Below is a set of records; restate each one word for word.

--------------------------------

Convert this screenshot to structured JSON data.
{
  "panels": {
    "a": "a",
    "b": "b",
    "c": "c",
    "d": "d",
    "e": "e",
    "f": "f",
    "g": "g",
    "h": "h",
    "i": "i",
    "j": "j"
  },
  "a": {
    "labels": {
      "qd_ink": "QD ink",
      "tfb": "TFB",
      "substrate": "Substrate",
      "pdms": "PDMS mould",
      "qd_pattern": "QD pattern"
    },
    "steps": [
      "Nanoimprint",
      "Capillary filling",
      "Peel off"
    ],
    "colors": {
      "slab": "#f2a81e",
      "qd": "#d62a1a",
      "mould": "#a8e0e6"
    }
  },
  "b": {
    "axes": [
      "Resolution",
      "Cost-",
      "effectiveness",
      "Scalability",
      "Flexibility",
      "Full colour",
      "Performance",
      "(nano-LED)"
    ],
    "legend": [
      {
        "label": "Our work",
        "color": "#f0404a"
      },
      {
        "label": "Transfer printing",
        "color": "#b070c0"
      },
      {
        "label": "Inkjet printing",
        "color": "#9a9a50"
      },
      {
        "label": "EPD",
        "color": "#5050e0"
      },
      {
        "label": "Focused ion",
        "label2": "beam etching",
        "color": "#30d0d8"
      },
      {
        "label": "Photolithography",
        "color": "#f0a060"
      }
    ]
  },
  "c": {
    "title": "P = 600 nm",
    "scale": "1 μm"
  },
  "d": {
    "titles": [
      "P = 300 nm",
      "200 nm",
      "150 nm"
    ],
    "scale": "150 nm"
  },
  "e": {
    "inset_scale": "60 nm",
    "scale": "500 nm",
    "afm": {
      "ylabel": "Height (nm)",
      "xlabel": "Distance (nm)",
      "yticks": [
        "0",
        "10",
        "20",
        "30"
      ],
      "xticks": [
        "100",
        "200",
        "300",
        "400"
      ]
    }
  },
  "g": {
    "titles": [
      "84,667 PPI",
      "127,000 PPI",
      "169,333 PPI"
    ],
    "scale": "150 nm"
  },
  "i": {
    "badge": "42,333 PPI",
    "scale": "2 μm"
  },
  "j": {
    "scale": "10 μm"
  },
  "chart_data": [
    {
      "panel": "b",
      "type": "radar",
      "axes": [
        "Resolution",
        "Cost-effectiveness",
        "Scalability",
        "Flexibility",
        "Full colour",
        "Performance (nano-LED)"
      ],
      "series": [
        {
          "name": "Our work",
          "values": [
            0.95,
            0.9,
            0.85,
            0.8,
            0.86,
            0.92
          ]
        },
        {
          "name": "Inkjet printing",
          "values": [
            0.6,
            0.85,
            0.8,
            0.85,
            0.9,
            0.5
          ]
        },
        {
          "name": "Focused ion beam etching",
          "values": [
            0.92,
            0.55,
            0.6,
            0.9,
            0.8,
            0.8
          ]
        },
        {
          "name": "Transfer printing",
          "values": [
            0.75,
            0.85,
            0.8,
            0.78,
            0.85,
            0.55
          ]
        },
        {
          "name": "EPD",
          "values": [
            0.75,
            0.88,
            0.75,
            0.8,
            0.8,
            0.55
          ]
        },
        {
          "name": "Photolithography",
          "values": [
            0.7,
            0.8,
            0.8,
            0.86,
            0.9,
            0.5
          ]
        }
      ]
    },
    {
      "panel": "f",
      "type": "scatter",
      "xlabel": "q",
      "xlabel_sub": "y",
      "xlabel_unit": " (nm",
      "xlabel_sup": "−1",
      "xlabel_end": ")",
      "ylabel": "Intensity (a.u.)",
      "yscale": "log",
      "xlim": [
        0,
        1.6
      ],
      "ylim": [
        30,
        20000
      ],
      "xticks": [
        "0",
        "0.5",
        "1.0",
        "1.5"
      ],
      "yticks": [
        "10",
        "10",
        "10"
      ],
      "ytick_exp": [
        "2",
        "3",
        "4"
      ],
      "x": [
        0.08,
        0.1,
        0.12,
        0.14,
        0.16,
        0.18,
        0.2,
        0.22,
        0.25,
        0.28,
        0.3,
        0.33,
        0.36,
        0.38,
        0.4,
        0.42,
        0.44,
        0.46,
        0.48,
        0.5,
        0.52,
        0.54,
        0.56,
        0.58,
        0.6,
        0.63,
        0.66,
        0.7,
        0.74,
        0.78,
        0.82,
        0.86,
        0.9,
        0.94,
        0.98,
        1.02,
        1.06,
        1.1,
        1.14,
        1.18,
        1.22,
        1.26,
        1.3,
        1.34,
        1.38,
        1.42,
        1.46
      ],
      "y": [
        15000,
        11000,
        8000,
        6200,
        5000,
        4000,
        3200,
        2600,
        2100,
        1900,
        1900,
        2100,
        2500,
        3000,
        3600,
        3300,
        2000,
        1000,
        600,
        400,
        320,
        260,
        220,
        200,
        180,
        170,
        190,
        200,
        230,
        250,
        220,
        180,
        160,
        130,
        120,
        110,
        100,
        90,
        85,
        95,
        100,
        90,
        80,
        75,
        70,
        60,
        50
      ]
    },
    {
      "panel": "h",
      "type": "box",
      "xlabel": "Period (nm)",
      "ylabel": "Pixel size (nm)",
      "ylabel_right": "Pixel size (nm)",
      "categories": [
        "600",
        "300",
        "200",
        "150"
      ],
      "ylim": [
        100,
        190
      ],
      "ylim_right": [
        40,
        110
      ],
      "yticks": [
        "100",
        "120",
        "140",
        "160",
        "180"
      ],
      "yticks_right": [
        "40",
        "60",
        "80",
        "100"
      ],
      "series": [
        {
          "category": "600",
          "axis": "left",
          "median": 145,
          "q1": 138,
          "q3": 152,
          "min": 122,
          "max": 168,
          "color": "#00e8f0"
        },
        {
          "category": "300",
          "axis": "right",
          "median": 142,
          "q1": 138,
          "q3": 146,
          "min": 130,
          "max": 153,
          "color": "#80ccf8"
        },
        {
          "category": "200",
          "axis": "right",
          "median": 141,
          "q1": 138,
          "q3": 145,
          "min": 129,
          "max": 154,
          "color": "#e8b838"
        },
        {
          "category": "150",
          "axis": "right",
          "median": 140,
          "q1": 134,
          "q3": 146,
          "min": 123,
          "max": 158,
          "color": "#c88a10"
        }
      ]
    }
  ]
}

--------------------------------

**WRITTEN RESPONSE:**
Convert this screenshot to structured JSON data.
{
  "panels": {
    "a": "a",
    "b": "b",
    "c": "c",
    "d": "d",
    "e": "e",
    "f": "f",
    "g": "g",
    "h": "h",
    "i": "i",
    "j": "j"
  },
  "a": {
    "labels": {
      "qd_ink": "QD ink",
      "tfb": "TFB",
      "substrate": "Substrate",
      "pdms": "PDMS mould",
      "qd_pattern": "QD pattern"
    },
    "steps": [
      "Nanoimprint",
      "Capillary filling",
      "Peel off"
    ],
    "colors": {
      "slab": "#f2a81e",
      "qd": "#d62a1a",
      "mould": "#a8e0e6"
    }
  },
  "b": {
    "axes": [
      "Resolution",
      "Cost-",
      "effectiveness",
      "Scalability",
      "Flexibility",
      "Full colour",
      "Performance",
      "(nano-LED)"
    ],
    "legend": [
      {
        "label": "Our work",
        "color": "#f0404a"
      },
      {
        "label": "Transfer printing",
        "color": "#b070c0"
      },
      {
        "label": "Inkjet printing",
        "color": "#9a9a50"
      },
      {
        "label": "EPD",
        "color": "#5050e0"
      },
      {
        "label": "Focused ion",
        "label2": "beam etching",
        "color": "#30d0d8"
      },
      {
        "label": "Photolithography",
        "color": "#f0a060"
      }
    ]
  },
  "c": {
    "title": "P = 600 nm",
    "scale": "1 μm"
  },
  "d": {
    "titles": [
      "P = 300 nm",
      "200 nm",
      "150 nm"
    ],
    "scale": "150 nm"
  },
  "e": {
    "inset_scale": "60 nm",
    "scale": "500 nm",
    "afm": {
      "ylabel": "Height (nm)",
      "xlabel": "Distance (nm)",
      "yticks": [
        "0",
        "10",
        "20",
        "30"
      ],
      "xticks": [
        "100",
        "200",
        "300",
        "400"
      ]
    }
  },
  "g": {
    "titles": [
      "84,667 PPI",
      "127,000 PPI",
      "169,333 PPI"
    ],
    "scale": "150 nm"
  },
  "i": {
    "badge": "42,333 PPI",
    "scale": "2 μm"
  },
  "j": {
    "scale": "10 μm"
  },
  "chart_data": [
    {
      "panel": "b",
      "type": "radar",
      "axes": [
        "Resolution",
        "Cost-effectiveness",
        "Scalability",
        "Flexibility",
        "Full colour",
        "Performance (nano-LED)"
      ],
      "series": [
        {
          "name": "Our work",
          "values": [
            0.95,
            0.9,
            0.85,
            0.8,
            0.86,
            0.92
          ]
        },
        {
          "name": "Inkjet printing",
          "values": [
            0.6,
            0.85,
            0.8,
            0.85,
            0.9,
            0.5
          ]
        },
        {
          "name": "Focused ion beam etching",
          "values": [
            0.92,
            0.55,
            0.6,
            0.9,
            0.8,
            0.8
          ]
        },
        {
          "name": "Transfer printing",
          "values": [
            0.75,
            0.85,
            0.8,
            0.78,
            0.85,
            0.55
          ]
        },
        {
          "name": "EPD",
          "values": [
            0.75,
            0.88,
            0.75,
            0.8,
            0.8,
            0.55
          ]
        },
        {
          "name": "Photolithography",
          "values": [
            0.7,
            0.8,
            0.8,
            0.86,
            0.9,
            0.5
          ]
        }
      ]
    },
    {
      "panel": "f",
      "type": "scatter",
      "xlabel": "q",
      "xlabel_sub": "y",
      "xlabel_unit": " (nm",
      "xlabel_sup": "−1",
      "xlabel_end": ")",
      "ylabel": "Intensity (a.u.)",
      "yscale": "log",
      "xlim": [
        0,
        1.6
      ],
      "ylim": [
        30,
        20000
      ],
      "xticks": [
        "0",
        "0.5",
        "1.0",
        "1.5"
      ],
      "yticks": [
        "10",
        "10",
        "10"
      ],
      "ytick_exp": [
        "2",
        "3",
        "4"
      ],
      "x": [
        0.08,
        0.1,
        0.12,
        0.14,
        0.16,
        0.18,
        0.2,
        0.22,
        0.25,
        0.28,
        0.3,
        0.33,
        0.36,
        0.38,
        0.4,
        0.42,
        0.44,
        0.46,
        0.48,
        0.5,
        0.52,
        0.54,
        0.56,
        0.58,
        0.6,
        0.63,
        0.66,
        0.7,
        0.74,
        0.78,
        0.82,
        0.86,
        0.9,
        0.94,
        0.98,
        1.02,
        1.06,
        1.1,
        1.14,
        1.18,
        1.22,
        1.26,
        1.3,
        1.34,
        1.38,
        1.42,
        1.46
      ],
      "y": [
        15000,
        11000,
        8000,
        6200,
        5000,
        4000,
        3200,
        2600,
        2100,
        1900,
        1900,
        2100,
        2500,
        3000,
        3600,
        3300,
        2000,
        1000,
        600,
        400,
        320,
        260,
        220,
        200,
        180,
        170,
        190,
        200,
        230,
        250,
        220,
        180,
        160,
        130,
        120,
        110,
        100,
        90,
        85,
        95,
        100,
        90,
        80,
        75,
        70,
        60,
        50
      ]
    },
    {
      "panel": "h",
      "type": "box",
      "xlabel": "Period (nm)",
      "ylabel": "Pixel size (nm)",
      "ylabel_right": "Pixel size (nm)",
      "categories": [
        "600",
        "300",
        "200",
        "150"
      ],
      "ylim": [
        100,
        190
      ],
      "ylim_right": [
        40,
        110
      ],
      "yticks": [
        "100",
        "120",
        "140",
        "160",
        "180"
      ],
      "yticks_right": [
        "40",
        "60",
        "80",
        "100"
      ],
      "series": [
        {
          "category": "600",
          "axis": "left",
          "median": 145,
          "q1": 138,
          "q3": 152,
          "min": 122,
          "max": 168,
          "color": "#00e8f0"
        },
        {
          "category": "300",
          "axis": "right",
          "median": 142,
          "q1": 138,
          "q3": 146,
          "min": 130,
          "max": 153,
          "color": "#80ccf8"
        },
        {
          "category": "200",
          "axis": "right",
          "median": 141,
          "q1": 138,
          "q3": 145,
          "min": 129,
          "max": 154,
          "color": "#e8b838"
        },
        {
          "category": "150",
          "axis": "right",
          "median": 140,
          "q1": 134,
          "q3": 146,
          "min": 123,
          "max": 158,
          "color": "#c88a10"
        }
      ]
    }
  ]
}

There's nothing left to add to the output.